---- Data shown

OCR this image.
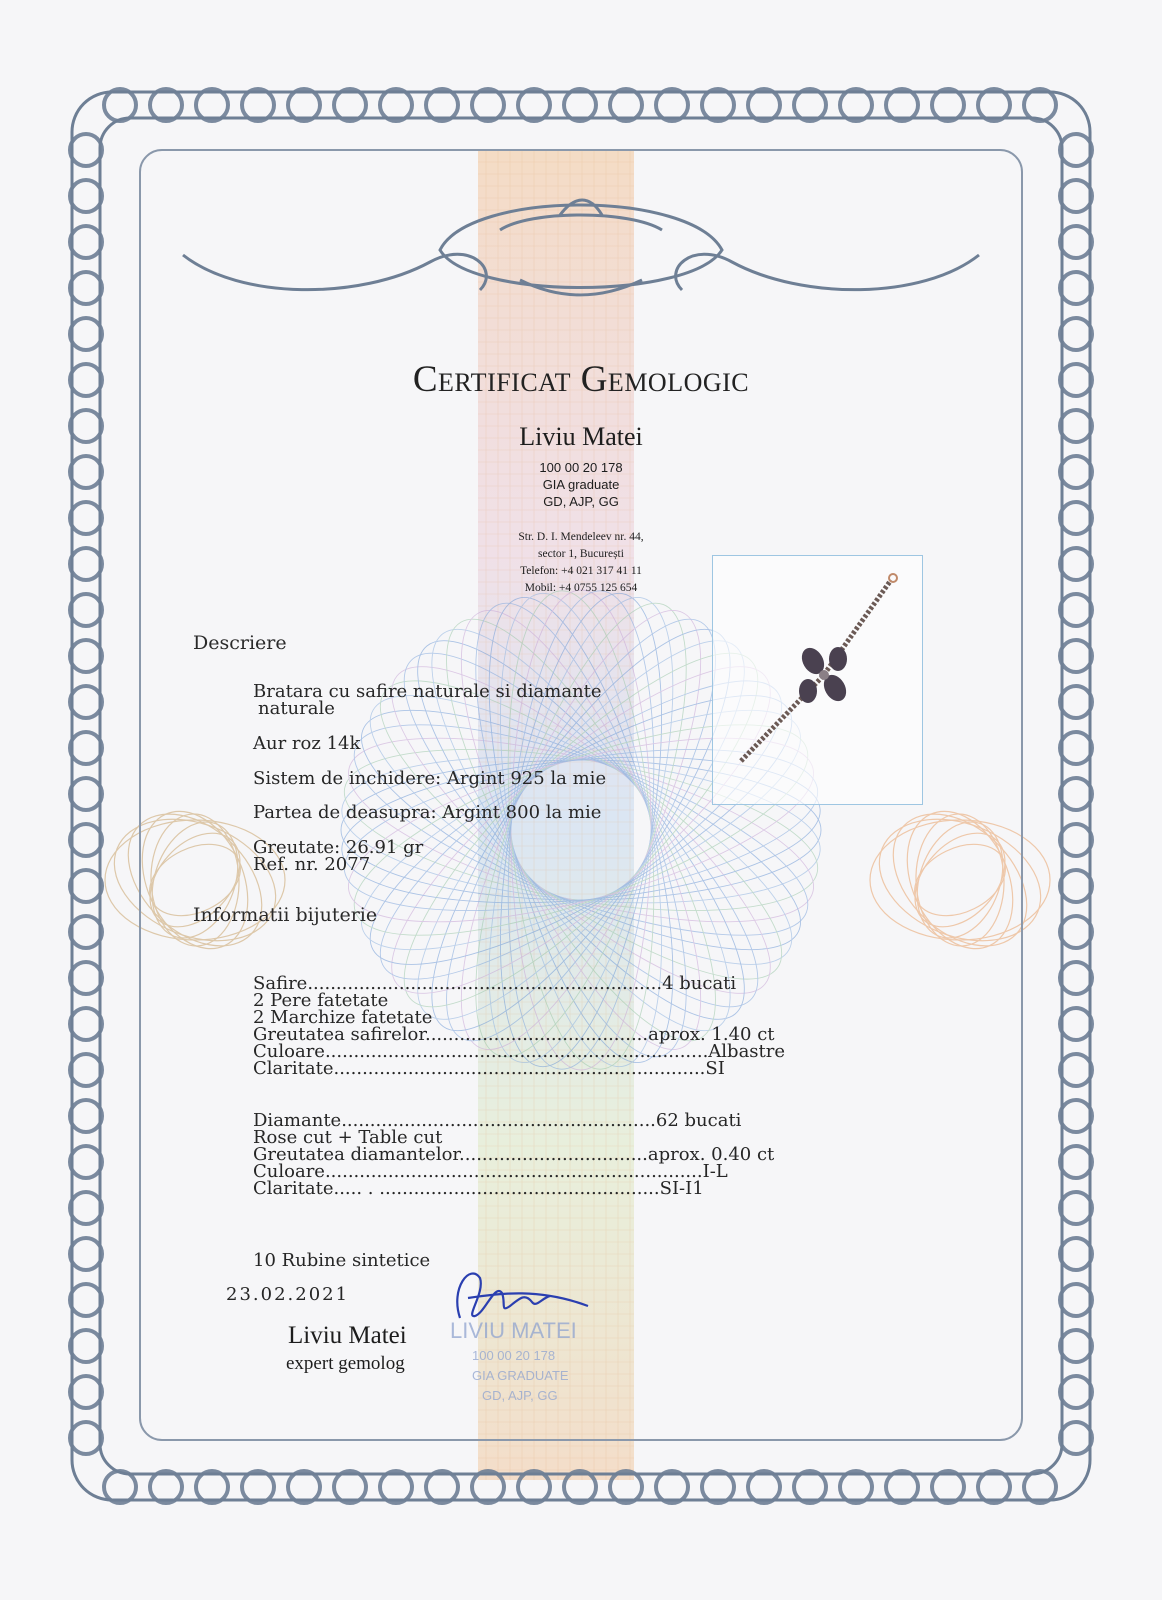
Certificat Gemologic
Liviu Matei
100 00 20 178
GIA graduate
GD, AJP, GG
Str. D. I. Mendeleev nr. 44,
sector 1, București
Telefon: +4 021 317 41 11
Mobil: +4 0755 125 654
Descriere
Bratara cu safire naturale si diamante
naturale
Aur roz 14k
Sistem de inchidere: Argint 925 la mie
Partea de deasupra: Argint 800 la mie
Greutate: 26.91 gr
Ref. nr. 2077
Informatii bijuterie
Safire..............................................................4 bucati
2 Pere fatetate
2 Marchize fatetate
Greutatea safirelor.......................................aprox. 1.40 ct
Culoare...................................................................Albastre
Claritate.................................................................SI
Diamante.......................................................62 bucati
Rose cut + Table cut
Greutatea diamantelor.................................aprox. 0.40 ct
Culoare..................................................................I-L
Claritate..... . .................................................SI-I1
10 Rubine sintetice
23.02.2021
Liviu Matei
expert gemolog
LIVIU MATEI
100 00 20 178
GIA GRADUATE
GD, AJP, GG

--------
---- Data shown

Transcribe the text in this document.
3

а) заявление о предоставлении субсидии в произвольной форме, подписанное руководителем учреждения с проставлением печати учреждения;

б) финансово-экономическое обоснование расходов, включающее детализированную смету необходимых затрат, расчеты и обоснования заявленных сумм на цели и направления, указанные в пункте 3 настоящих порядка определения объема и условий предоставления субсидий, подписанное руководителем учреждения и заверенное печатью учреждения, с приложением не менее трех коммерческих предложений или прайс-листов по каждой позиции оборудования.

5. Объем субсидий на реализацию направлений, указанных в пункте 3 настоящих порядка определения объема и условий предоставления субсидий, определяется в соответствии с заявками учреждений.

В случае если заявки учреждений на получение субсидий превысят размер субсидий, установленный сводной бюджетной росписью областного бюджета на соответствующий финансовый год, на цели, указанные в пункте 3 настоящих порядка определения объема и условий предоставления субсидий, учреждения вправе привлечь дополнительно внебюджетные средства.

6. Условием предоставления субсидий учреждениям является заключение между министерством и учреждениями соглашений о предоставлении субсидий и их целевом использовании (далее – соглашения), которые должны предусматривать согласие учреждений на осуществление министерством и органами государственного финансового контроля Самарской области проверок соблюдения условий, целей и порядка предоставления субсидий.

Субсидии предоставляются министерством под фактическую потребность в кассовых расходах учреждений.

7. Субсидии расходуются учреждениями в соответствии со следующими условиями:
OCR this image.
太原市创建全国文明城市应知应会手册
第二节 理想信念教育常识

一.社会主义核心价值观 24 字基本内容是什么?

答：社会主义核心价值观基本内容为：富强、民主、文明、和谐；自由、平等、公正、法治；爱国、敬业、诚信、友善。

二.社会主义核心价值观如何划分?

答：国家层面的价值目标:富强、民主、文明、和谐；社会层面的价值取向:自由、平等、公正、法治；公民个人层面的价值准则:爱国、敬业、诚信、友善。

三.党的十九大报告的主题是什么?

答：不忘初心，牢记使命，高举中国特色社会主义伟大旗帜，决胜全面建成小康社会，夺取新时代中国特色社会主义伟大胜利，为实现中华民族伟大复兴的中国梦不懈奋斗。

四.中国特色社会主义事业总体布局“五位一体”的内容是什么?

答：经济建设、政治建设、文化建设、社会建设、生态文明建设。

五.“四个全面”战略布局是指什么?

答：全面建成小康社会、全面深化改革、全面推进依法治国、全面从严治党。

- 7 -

--------

Directive:
Search the records above for the string "порядка". Copy every line that contains it.

Completed exercise:
б) финансово-экономическое обоснование расходов, включающее детализированную смету необходимых затрат, расчеты и обоснования заявленных сумм на цели и направления, указанные в пункте 3 настоящих порядка определения объема и условий предоставления субсидий, подписанное руководителем учреждения и заверенное печатью учреждения, с приложением не менее трех коммерческих предложений или прайс-листов по каждой позиции оборудования.
5. Объем субсидий на реализацию направлений, указанных в пункте 3 настоящих порядка определения объема и условий предоставления субсидий, определяется в соответствии с заявками учреждений.
В случае если заявки учреждений на получение субсидий превысят размер субсидий, установленный сводной бюджетной росписью областного бюджета на соответствующий финансовый год, на цели, указанные в пункте 3 настоящих порядка определения объема и условий предоставления субсидий, учреждения вправе привлечь дополнительно внебюджетные средства.
6. Условием предоставления субсидий учреждениям является заключение между министерством и учреждениями соглашений о предоставлении субсидий и их целевом использовании (далее – соглашения), которые должны предусматривать согласие учреждений на осуществление министерством и органами государственного финансового контроля Самарской области проверок соблюдения условий, целей и порядка предоставления субсидий.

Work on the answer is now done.